--- BEGIN ---
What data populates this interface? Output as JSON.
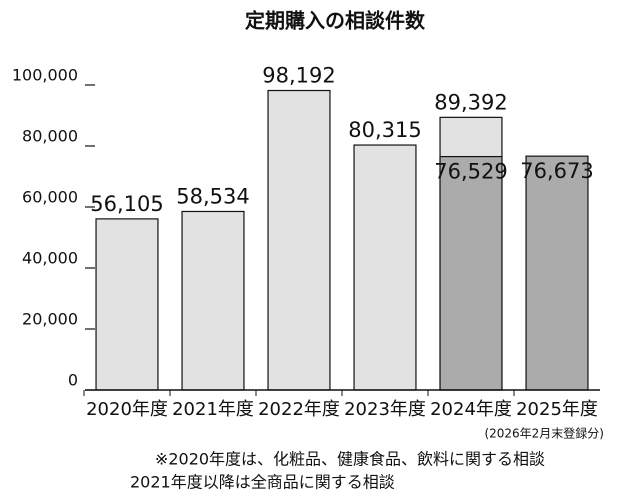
{
  "chart_data": {
    "type": "bar",
    "title": "定期購入の相談件数",
    "categories": [
      "2020年度",
      "2021年度",
      "2022年度",
      "2023年度",
      "2024年度",
      "2025年度"
    ],
    "category_note": "(2026年2月末登録分)",
    "series": [
      {
        "color": "#e2e2e2",
        "values": [
          56105,
          58534,
          98192,
          80315,
          89392,
          null
        ],
        "value_labels": [
          "56,105",
          "58,534",
          "98,192",
          "80,315",
          "89,392",
          null
        ]
      },
      {
        "color": "#ababab",
        "values": [
          null,
          null,
          null,
          null,
          76529,
          76673
        ],
        "value_labels": [
          null,
          null,
          null,
          null,
          "76,529",
          "76,673"
        ]
      }
    ],
    "ylim": [
      0,
      100000
    ],
    "yticks": [
      0,
      {
        "value": 20000,
        "label": "20,000"
      },
      {
        "value": 40000,
        "label": "40,000"
      },
      {
        "value": 60000,
        "label": "60,000"
      },
      {
        "value": 80000,
        "label": "80,000"
      },
      {
        "value": 100000,
        "label": "100,000"
      }
    ],
    "footnotes": [
      "※2020年度は、化粧品、健康食品、飲料に関する相談",
      "2021年度以降は全商品に関する相談"
    ]
  }
}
--- END ---
» What you are asked to do
Exact duplication of all the records is required; pictures are omitted from the copy.

» Solution to this task
What data populates this interface? Output as JSON.
{
  "chart_data": {
    "type": "bar",
    "title": "定期購入の相談件数",
    "categories": [
      "2020年度",
      "2021年度",
      "2022年度",
      "2023年度",
      "2024年度",
      "2025年度"
    ],
    "category_note": "(2026年2月末登録分)",
    "series": [
      {
        "color": "#e2e2e2",
        "values": [
          56105,
          58534,
          98192,
          80315,
          89392,
          null
        ],
        "value_labels": [
          "56,105",
          "58,534",
          "98,192",
          "80,315",
          "89,392",
          null
        ]
      },
      {
        "color": "#ababab",
        "values": [
          null,
          null,
          null,
          null,
          76529,
          76673
        ],
        "value_labels": [
          null,
          null,
          null,
          null,
          "76,529",
          "76,673"
        ]
      }
    ],
    "ylim": [
      0,
      100000
    ],
    "yticks": [
      0,
      {
        "value": 20000,
        "label": "20,000"
      },
      {
        "value": 40000,
        "label": "40,000"
      },
      {
        "value": 60000,
        "label": "60,000"
      },
      {
        "value": 80000,
        "label": "80,000"
      },
      {
        "value": 100000,
        "label": "100,000"
      }
    ],
    "footnotes": [
      "※2020年度は、化粧品、健康食品、飲料に関する相談",
      "2021年度以降は全商品に関する相談"
    ]
  }
}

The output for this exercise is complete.